Dataset listings of figures
----

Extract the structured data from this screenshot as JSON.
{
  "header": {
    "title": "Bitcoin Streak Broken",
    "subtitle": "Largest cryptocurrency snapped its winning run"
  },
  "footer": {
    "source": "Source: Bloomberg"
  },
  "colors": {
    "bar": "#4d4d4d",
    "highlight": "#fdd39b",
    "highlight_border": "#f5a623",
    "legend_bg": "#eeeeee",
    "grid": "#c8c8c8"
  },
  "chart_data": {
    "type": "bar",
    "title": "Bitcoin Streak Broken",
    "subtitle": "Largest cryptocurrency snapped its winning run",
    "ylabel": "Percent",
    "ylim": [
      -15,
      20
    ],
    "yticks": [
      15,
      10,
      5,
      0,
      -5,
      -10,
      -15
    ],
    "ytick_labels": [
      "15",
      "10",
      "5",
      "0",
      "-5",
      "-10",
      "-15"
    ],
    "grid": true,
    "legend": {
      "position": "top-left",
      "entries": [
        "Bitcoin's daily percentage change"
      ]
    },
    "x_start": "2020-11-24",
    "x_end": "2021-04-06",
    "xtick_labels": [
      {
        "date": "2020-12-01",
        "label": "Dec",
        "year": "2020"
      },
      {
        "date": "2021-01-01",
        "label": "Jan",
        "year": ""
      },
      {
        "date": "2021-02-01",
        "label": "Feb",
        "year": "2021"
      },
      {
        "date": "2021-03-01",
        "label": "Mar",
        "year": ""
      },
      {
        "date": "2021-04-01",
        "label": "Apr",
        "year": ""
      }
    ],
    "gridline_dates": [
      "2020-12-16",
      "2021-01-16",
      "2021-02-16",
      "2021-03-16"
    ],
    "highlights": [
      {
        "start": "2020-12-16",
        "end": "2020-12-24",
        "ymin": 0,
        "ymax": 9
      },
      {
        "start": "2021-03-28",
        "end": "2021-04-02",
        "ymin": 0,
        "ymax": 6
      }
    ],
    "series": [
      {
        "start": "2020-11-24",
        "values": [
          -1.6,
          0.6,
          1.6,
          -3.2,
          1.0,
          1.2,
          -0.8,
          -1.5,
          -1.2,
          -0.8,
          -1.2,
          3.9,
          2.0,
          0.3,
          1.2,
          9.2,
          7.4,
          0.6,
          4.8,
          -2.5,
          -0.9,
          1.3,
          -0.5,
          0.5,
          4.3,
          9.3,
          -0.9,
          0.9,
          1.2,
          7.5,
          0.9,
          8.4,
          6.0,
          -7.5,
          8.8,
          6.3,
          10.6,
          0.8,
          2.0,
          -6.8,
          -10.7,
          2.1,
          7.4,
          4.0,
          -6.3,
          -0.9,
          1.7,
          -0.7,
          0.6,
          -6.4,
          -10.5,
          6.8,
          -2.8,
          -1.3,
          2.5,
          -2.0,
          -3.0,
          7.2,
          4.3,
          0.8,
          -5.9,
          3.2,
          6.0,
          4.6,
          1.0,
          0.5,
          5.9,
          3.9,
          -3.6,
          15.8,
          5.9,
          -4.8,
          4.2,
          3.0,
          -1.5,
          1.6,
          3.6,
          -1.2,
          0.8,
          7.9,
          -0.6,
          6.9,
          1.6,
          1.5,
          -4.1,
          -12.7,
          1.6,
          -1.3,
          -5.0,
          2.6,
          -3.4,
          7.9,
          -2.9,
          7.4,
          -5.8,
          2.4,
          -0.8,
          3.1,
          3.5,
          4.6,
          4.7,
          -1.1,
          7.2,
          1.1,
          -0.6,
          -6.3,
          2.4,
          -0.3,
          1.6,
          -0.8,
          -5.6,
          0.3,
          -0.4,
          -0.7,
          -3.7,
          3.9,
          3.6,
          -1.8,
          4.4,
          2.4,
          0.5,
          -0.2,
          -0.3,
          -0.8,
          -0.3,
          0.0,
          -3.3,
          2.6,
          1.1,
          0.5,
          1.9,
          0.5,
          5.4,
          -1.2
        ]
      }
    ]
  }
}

----

Using the listing above, return all lines where the word "winning" occurs.

## RESPONSE TO THIS TASK
    "subtitle": "Largest cryptocurrency snapped its winning run"
    "subtitle": "Largest cryptocurrency snapped its winning run",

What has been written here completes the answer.